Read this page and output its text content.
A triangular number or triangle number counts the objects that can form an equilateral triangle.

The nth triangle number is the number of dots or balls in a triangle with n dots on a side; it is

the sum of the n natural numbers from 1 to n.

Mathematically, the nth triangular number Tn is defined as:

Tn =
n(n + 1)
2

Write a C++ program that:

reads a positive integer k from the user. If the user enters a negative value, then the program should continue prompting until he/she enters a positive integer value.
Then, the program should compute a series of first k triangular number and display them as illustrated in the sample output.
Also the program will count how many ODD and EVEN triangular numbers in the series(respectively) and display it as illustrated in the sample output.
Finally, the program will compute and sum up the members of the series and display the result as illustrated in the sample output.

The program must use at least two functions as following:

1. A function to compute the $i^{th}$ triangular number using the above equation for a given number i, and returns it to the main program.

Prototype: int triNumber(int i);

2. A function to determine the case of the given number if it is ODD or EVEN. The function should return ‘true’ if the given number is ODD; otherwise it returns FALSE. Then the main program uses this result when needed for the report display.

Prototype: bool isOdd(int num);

GIVEN INSTRUCTION: Give all the entries again exactly; leave none out.

TASK ANSWER:
Read this page and output its text content.
A triangular number or triangle number counts the objects that can form an equilateral triangle.

The nth triangle number is the number of dots or balls in a triangle with n dots on a side; it is

the sum of the n natural numbers from 1 to n.

Mathematically, the nth triangular number Tn is defined as:

Tn =
n(n + 1)
2

Write a C++ program that:

reads a positive integer k from the user. If the user enters a negative value, then the program should continue prompting until he/she enters a positive integer value.
Then, the program should compute a series of first k triangular number and display them as illustrated in the sample output.
Also the program will count how many ODD and EVEN triangular numbers in the series(respectively) and display it as illustrated in the sample output.
Finally, the program will compute and sum up the members of the series and display the result as illustrated in the sample output.

The program must use at least two functions as following:

1. A function to compute the $i^{th}$ triangular number using the above equation for a given number i, and returns it to the main program.

Prototype: int triNumber(int i);

2. A function to determine the case of the given number if it is ODD or EVEN. The function should return ‘true’ if the given number is ODD; otherwise it returns FALSE. Then the main program uses this result when needed for the report display.

Prototype: bool isOdd(int num);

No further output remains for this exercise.